===== Given records

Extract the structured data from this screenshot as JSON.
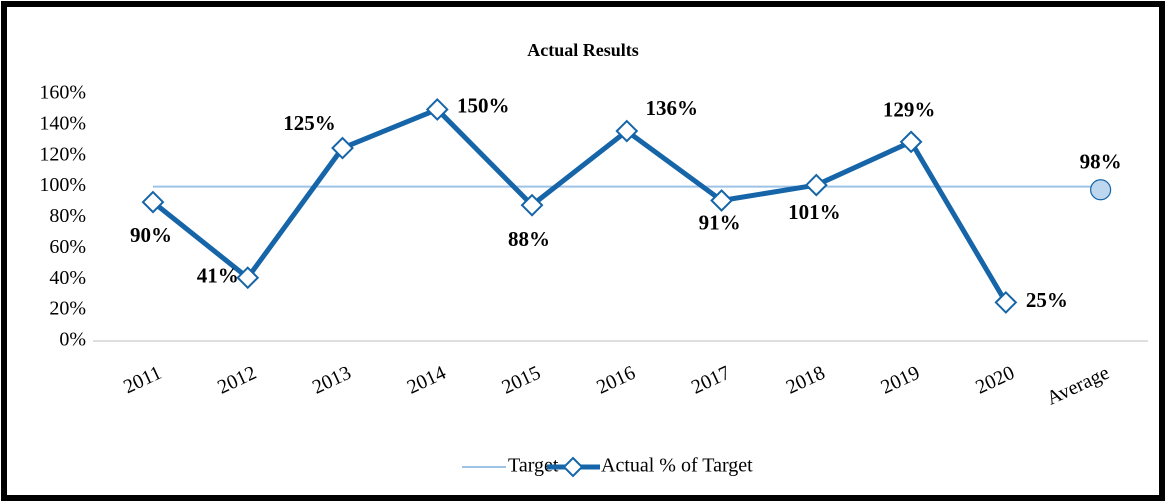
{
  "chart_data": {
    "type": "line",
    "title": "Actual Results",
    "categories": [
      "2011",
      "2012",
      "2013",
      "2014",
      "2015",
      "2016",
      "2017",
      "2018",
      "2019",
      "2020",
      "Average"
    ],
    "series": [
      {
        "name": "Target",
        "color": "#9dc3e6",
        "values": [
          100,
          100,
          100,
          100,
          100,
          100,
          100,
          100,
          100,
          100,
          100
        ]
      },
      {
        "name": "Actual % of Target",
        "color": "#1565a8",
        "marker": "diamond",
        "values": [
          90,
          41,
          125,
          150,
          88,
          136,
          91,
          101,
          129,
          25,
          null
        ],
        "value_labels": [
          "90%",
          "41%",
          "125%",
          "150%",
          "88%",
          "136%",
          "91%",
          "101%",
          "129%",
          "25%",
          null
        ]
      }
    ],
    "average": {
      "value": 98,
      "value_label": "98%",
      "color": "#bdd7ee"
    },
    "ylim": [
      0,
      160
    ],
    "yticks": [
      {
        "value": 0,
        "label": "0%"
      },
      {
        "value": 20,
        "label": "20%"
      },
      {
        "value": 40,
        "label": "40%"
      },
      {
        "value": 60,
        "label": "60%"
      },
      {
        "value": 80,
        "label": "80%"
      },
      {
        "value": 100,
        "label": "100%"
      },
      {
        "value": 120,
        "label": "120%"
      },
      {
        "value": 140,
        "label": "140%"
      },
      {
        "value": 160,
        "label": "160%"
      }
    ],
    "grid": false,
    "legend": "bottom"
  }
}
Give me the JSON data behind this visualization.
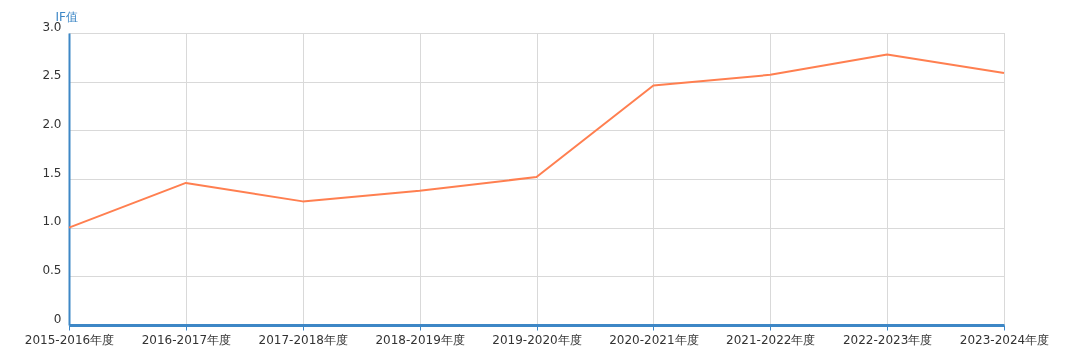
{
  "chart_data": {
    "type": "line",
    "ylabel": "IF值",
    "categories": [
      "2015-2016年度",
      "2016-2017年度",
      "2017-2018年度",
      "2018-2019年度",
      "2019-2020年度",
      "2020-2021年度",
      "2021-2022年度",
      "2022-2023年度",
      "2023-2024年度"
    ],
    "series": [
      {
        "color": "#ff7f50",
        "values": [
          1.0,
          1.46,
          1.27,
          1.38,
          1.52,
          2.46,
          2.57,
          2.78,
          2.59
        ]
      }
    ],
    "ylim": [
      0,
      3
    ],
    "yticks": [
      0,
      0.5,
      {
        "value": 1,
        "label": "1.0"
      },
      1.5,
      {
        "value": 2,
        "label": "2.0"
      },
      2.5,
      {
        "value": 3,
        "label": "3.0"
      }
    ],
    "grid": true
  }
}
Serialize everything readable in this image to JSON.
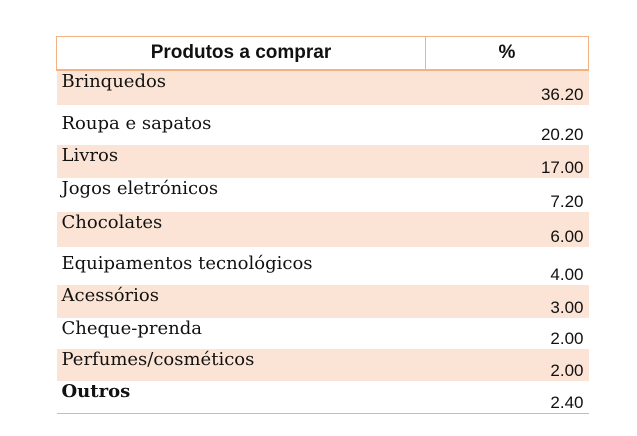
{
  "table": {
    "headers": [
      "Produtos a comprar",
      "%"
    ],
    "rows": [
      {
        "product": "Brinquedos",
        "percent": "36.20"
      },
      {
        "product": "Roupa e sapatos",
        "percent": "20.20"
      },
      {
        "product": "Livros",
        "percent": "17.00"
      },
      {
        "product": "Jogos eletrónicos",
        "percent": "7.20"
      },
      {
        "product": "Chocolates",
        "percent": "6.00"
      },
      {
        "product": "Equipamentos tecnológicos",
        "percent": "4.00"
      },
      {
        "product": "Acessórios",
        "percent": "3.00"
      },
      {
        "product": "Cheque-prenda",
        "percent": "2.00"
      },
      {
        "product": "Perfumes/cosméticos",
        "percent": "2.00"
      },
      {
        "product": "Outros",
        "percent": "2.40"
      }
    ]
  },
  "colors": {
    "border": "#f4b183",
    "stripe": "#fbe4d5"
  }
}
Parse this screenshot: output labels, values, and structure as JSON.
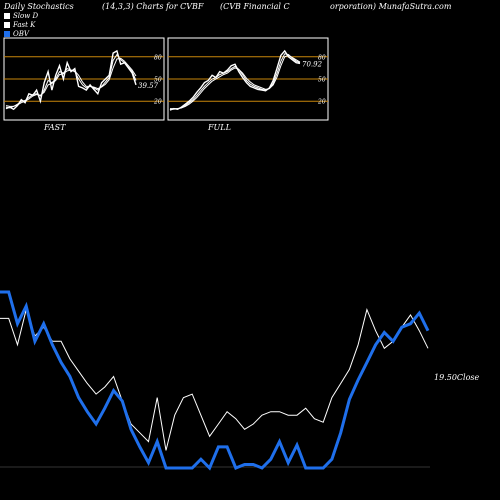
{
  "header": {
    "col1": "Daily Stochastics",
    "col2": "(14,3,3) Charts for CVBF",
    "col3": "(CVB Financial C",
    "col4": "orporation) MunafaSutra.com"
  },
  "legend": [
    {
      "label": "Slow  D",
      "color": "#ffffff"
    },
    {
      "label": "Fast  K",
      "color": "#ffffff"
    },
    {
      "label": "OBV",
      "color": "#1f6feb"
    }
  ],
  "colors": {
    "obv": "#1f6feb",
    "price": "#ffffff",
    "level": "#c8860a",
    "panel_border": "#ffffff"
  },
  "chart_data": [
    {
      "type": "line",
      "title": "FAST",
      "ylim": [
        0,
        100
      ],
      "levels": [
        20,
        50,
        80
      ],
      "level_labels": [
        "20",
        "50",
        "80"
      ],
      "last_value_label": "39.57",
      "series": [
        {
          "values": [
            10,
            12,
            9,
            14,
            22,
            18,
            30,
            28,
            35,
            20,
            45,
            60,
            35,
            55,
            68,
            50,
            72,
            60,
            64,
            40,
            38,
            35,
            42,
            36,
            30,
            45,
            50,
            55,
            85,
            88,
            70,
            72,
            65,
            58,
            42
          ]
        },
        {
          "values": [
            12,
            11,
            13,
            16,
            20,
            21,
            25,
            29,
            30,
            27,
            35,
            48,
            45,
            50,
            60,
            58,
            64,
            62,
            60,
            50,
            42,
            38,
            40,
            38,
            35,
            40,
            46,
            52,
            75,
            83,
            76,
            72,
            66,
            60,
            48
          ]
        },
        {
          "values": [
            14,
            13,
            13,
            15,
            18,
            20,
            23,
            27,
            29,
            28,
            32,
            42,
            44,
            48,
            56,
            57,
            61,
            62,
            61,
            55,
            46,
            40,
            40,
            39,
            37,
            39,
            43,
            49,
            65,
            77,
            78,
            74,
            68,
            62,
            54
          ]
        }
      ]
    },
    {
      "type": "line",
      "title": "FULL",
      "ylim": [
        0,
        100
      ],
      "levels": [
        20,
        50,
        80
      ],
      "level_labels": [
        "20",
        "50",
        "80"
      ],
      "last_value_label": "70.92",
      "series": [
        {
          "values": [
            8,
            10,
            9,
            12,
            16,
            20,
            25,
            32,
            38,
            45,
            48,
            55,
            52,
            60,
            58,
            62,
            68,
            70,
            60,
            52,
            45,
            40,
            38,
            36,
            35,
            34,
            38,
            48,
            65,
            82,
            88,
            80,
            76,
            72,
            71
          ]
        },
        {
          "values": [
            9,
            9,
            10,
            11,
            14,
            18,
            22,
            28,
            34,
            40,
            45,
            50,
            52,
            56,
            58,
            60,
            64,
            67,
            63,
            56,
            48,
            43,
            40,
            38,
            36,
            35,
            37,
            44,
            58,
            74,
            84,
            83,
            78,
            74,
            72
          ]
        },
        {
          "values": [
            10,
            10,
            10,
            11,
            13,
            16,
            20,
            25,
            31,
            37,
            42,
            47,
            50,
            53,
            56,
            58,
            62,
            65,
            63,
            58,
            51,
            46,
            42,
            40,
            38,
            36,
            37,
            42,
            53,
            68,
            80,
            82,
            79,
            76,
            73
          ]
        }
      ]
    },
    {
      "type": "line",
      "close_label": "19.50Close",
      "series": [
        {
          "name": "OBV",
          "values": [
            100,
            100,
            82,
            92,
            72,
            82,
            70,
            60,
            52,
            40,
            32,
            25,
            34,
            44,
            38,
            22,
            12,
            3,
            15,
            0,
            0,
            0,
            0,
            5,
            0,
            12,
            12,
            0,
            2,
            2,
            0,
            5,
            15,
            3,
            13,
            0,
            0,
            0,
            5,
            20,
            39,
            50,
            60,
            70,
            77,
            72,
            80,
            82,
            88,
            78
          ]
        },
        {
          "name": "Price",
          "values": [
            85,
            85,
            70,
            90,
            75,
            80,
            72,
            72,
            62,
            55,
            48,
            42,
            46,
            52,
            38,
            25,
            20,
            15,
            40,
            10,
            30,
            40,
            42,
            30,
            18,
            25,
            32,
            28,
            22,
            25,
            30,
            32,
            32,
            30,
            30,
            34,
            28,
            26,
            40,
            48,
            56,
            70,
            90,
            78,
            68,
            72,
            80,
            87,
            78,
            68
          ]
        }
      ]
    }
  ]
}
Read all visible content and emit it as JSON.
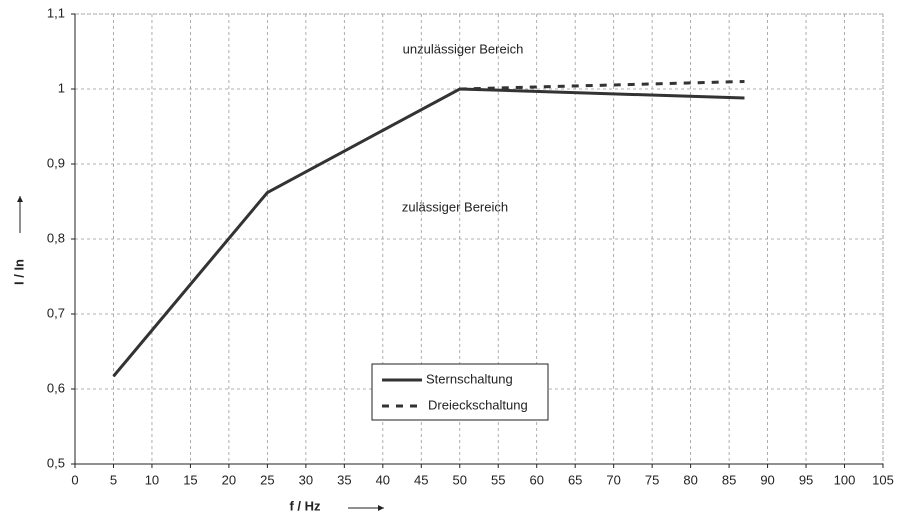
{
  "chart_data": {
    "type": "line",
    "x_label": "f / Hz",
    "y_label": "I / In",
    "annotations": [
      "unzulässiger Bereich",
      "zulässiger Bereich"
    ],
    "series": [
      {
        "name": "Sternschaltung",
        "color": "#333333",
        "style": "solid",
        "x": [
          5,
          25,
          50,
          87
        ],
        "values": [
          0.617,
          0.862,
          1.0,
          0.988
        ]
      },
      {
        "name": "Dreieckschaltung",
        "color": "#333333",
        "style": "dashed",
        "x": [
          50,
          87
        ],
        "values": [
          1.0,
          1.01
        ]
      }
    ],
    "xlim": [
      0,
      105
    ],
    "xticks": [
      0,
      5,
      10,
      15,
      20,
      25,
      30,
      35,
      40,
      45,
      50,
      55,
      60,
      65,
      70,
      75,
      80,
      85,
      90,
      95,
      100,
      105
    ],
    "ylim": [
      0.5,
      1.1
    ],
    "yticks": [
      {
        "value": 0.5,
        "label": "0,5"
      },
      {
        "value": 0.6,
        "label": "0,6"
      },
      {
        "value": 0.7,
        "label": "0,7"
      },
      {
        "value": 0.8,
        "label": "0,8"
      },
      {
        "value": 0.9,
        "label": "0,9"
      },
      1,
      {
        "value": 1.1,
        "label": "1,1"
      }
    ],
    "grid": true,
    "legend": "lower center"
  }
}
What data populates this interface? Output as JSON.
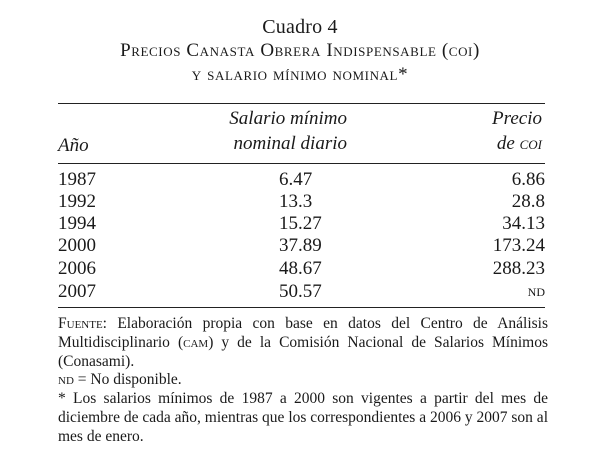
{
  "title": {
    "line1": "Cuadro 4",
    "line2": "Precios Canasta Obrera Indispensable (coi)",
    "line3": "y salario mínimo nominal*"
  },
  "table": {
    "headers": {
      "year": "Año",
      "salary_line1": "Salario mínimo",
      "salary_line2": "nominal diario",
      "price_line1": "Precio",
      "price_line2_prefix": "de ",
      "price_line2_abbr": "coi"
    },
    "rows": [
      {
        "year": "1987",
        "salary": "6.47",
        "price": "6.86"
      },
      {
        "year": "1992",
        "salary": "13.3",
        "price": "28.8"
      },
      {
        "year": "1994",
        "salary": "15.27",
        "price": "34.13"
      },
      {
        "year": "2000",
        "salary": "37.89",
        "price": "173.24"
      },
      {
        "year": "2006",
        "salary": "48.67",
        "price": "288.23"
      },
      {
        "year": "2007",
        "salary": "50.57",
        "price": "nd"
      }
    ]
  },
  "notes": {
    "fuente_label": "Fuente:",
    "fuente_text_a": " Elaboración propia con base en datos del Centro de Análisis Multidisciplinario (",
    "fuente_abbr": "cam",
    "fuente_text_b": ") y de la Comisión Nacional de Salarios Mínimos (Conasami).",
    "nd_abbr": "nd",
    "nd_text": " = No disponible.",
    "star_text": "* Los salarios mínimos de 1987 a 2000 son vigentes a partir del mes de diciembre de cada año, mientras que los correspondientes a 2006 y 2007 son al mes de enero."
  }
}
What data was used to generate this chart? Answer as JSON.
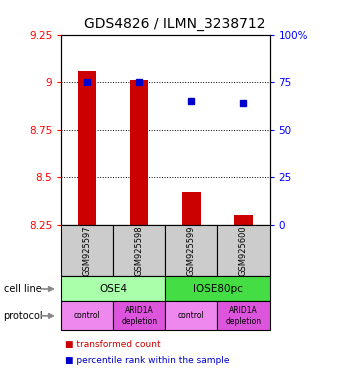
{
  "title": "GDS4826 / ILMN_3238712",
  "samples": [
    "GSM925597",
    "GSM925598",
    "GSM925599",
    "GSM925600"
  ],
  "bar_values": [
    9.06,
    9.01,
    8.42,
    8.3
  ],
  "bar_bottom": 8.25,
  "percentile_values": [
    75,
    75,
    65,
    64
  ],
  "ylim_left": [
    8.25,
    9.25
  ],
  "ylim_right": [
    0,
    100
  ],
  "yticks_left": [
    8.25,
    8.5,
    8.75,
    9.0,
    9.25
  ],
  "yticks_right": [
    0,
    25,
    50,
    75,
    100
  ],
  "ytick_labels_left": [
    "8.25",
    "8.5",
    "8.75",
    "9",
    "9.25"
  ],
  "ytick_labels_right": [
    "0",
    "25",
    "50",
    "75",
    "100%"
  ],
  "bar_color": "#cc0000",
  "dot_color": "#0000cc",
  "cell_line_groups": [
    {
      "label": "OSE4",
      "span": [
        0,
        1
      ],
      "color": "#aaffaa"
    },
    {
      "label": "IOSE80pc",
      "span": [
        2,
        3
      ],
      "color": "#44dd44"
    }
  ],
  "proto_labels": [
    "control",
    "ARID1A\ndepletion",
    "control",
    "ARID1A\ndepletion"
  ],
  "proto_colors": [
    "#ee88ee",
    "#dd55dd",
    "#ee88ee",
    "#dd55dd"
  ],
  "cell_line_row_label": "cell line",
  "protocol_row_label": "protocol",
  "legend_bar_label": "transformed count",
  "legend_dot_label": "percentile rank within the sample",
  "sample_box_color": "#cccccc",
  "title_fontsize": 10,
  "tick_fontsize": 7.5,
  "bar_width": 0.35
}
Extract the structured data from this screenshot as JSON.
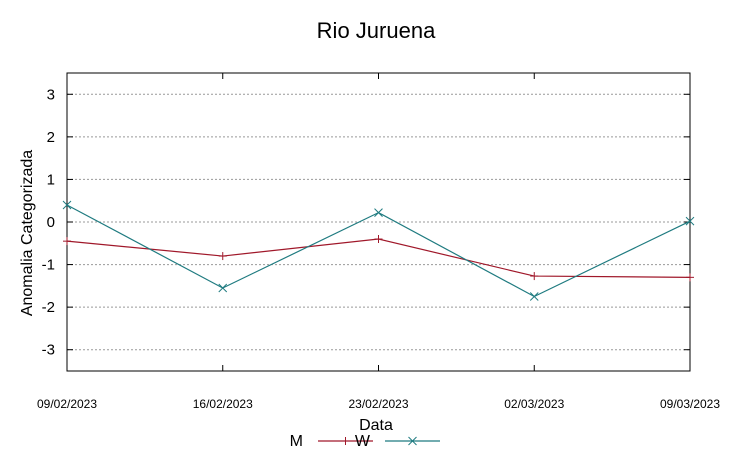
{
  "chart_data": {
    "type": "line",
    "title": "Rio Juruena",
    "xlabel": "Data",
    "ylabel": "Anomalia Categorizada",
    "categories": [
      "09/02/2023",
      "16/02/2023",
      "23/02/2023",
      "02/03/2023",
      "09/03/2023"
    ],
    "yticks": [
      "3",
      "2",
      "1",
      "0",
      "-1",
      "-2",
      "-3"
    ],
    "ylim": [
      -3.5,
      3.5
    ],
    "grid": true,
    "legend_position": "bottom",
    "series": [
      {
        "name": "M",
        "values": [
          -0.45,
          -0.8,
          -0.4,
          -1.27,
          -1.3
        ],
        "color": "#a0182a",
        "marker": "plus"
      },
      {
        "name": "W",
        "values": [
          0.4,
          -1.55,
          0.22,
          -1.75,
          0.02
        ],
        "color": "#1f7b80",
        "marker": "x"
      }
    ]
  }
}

==========

* Exercise description:
Which lines contain "nominal"? Show each of them.

* The solution:
    "line3": "y salario mínimo nominal*"
      "salary_line2": "nominal diario",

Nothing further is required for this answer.